### Aim of the task
Copy out the entries in full and with complete accuracy; pictures are excluded.

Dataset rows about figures
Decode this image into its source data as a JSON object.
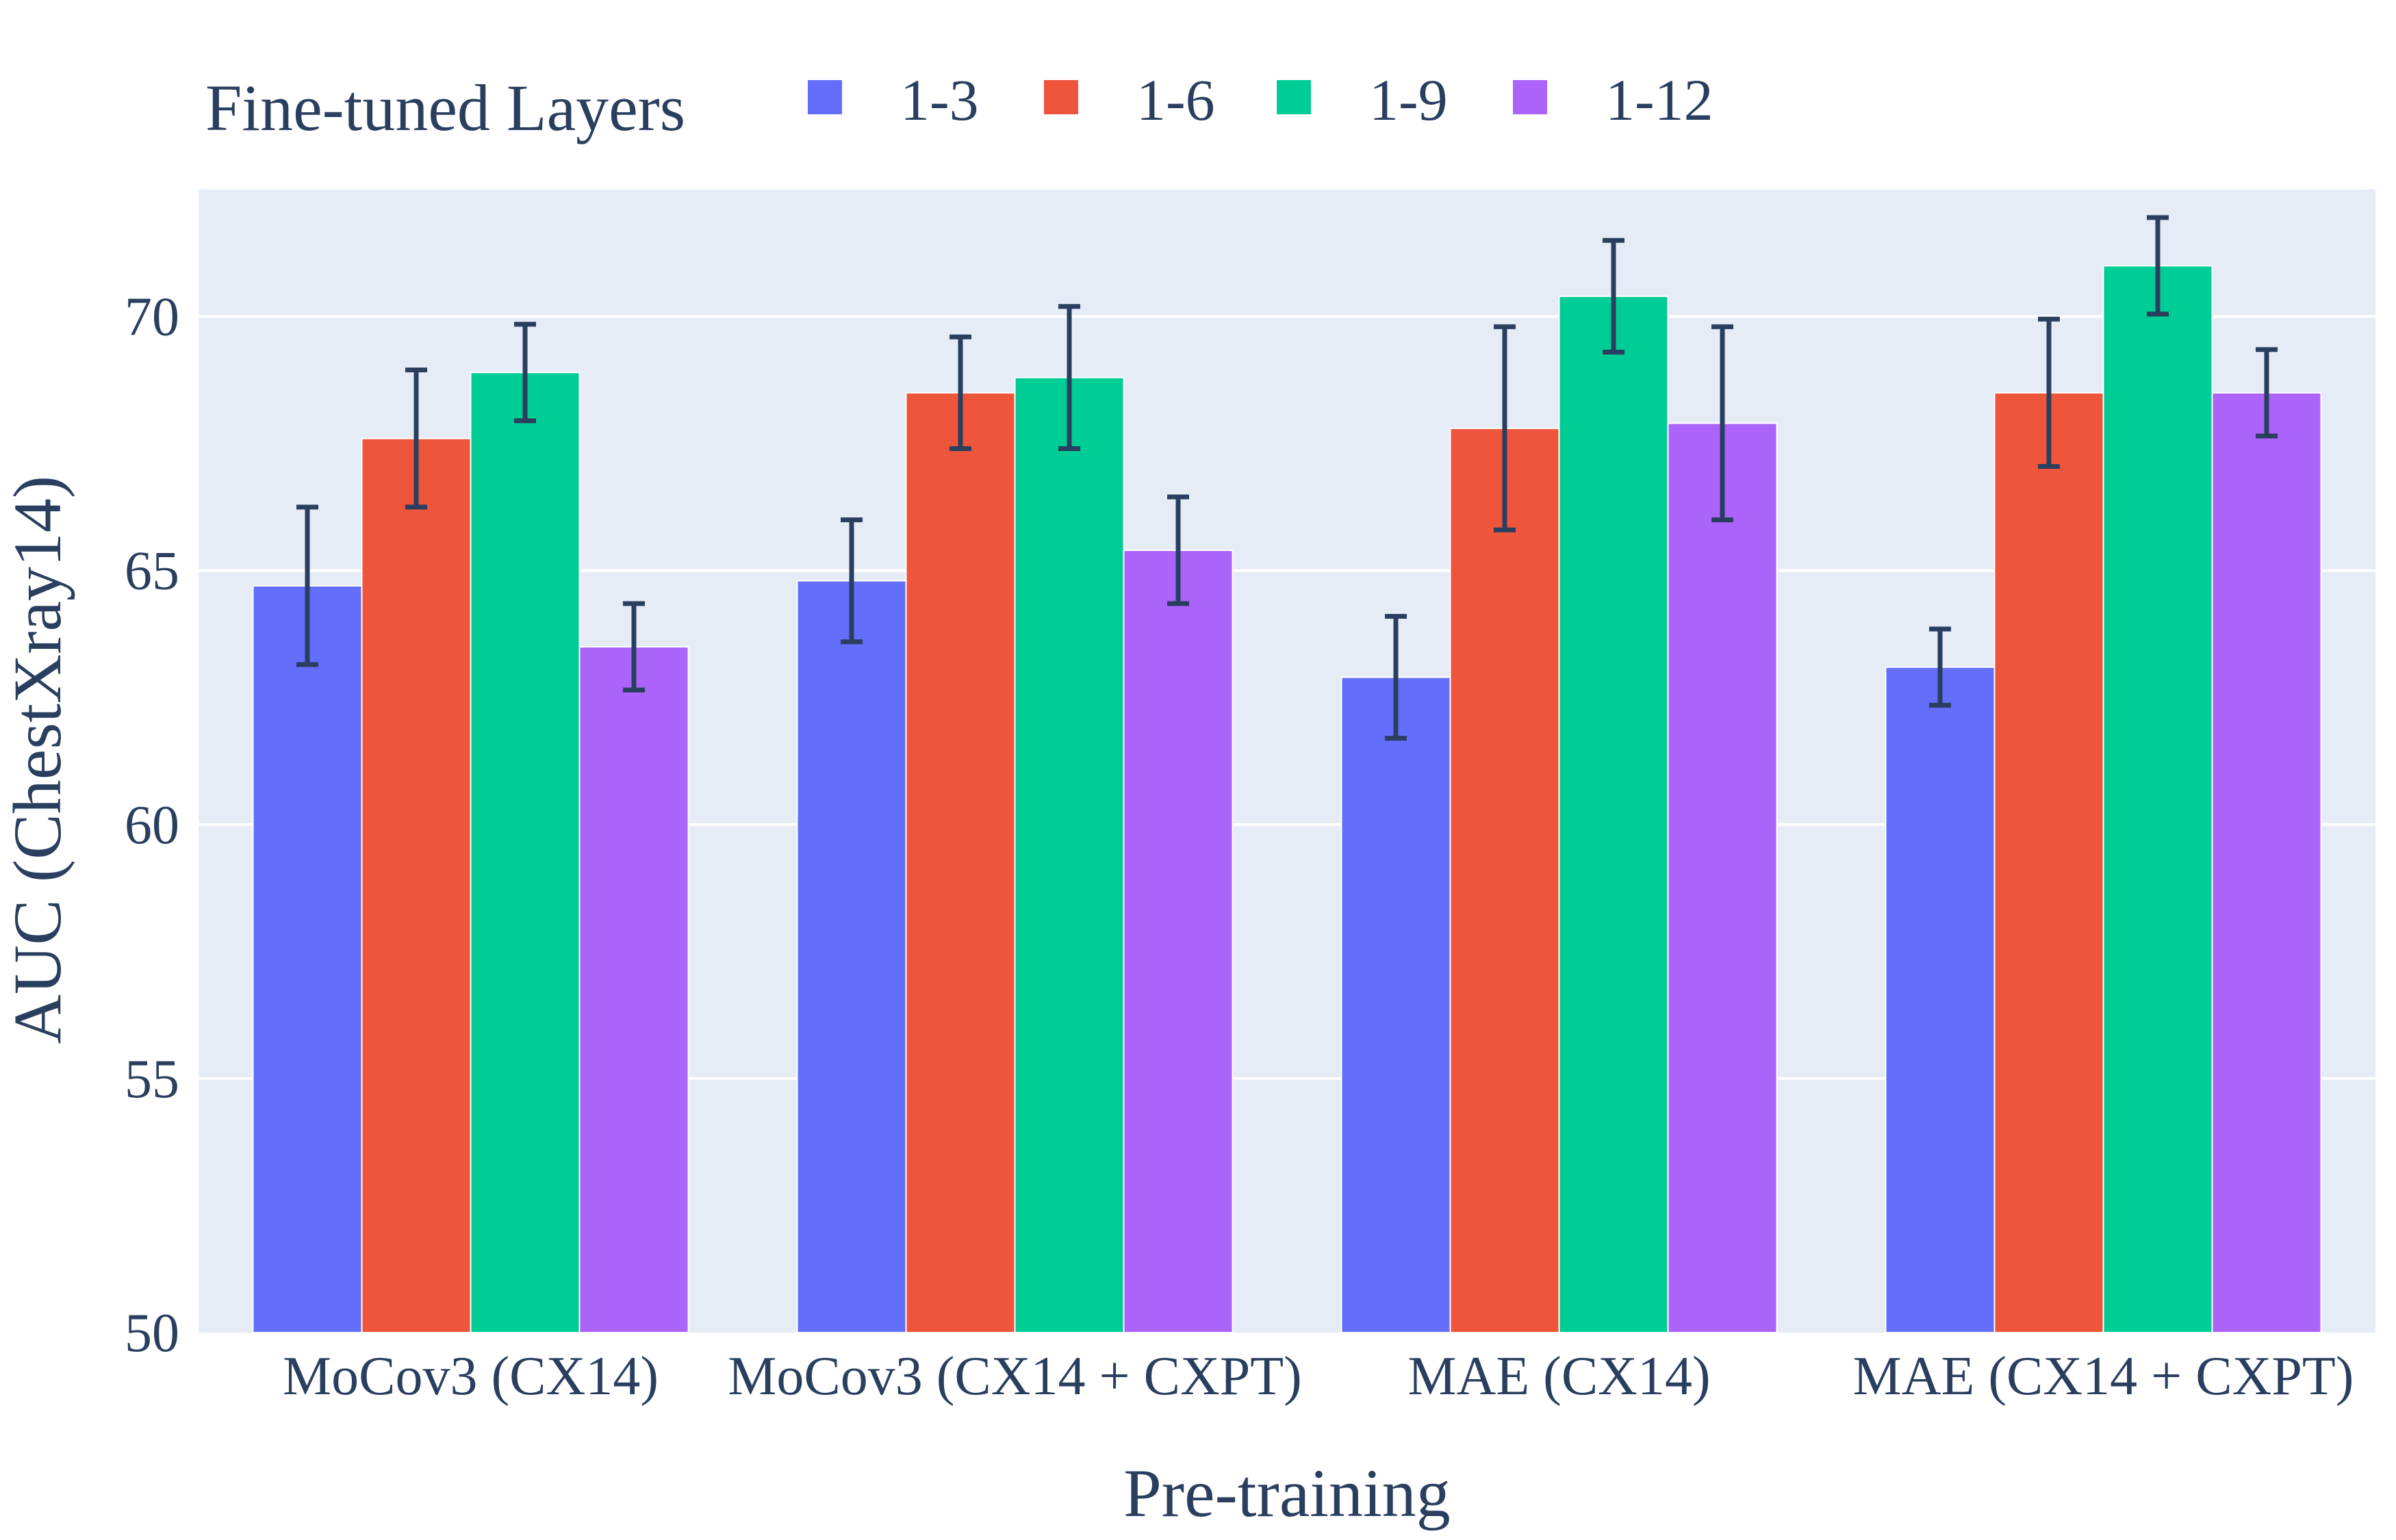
{
  "chart_data": {
    "type": "bar",
    "xlabel": "Pre-training",
    "ylabel": "AUC (ChestXray14)",
    "ylim": [
      50,
      72.5
    ],
    "yticks": [
      50,
      55,
      60,
      65,
      70
    ],
    "grid": true,
    "legend": {
      "title": "Fine-tuned Layers",
      "placement": "top-horizontal"
    },
    "categories": [
      "MoCov3 (CX14)",
      "MoCov3 (CX14 + CXPT)",
      "MAE (CX14)",
      "MAE (CX14 + CXPT)"
    ],
    "series": [
      {
        "name": "1-3",
        "color": "#636efa",
        "values": [
          64.7,
          64.8,
          62.9,
          63.1
        ],
        "errors": [
          1.55,
          1.2,
          1.2,
          0.75
        ]
      },
      {
        "name": "1-6",
        "color": "#ef553b",
        "values": [
          67.6,
          68.5,
          67.8,
          68.5
        ],
        "errors": [
          1.35,
          1.1,
          2.0,
          1.45
        ]
      },
      {
        "name": "1-9",
        "color": "#00cc96",
        "values": [
          68.9,
          68.8,
          70.4,
          71.0
        ],
        "errors": [
          0.95,
          1.4,
          1.1,
          0.95
        ]
      },
      {
        "name": "1-12",
        "color": "#ab63fa",
        "values": [
          63.5,
          65.4,
          67.9,
          68.5
        ],
        "errors": [
          0.85,
          1.05,
          1.9,
          0.85
        ]
      }
    ],
    "colors": {
      "plot_bg": "#e5ecf6",
      "grid": "#ffffff",
      "text": "#2a3f5f",
      "error_bar": "#2a3f5f"
    }
  }
}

### Task response
Decode this image into its source data as a JSON object.
{
  "chart_data": {
    "type": "bar",
    "xlabel": "Pre-training",
    "ylabel": "AUC (ChestXray14)",
    "ylim": [
      50,
      72.5
    ],
    "yticks": [
      50,
      55,
      60,
      65,
      70
    ],
    "grid": true,
    "legend": {
      "title": "Fine-tuned Layers",
      "placement": "top-horizontal"
    },
    "categories": [
      "MoCov3 (CX14)",
      "MoCov3 (CX14 + CXPT)",
      "MAE (CX14)",
      "MAE (CX14 + CXPT)"
    ],
    "series": [
      {
        "name": "1-3",
        "color": "#636efa",
        "values": [
          64.7,
          64.8,
          62.9,
          63.1
        ],
        "errors": [
          1.55,
          1.2,
          1.2,
          0.75
        ]
      },
      {
        "name": "1-6",
        "color": "#ef553b",
        "values": [
          67.6,
          68.5,
          67.8,
          68.5
        ],
        "errors": [
          1.35,
          1.1,
          2.0,
          1.45
        ]
      },
      {
        "name": "1-9",
        "color": "#00cc96",
        "values": [
          68.9,
          68.8,
          70.4,
          71.0
        ],
        "errors": [
          0.95,
          1.4,
          1.1,
          0.95
        ]
      },
      {
        "name": "1-12",
        "color": "#ab63fa",
        "values": [
          63.5,
          65.4,
          67.9,
          68.5
        ],
        "errors": [
          0.85,
          1.05,
          1.9,
          0.85
        ]
      }
    ],
    "colors": {
      "plot_bg": "#e5ecf6",
      "grid": "#ffffff",
      "text": "#2a3f5f",
      "error_bar": "#2a3f5f"
    }
  }
}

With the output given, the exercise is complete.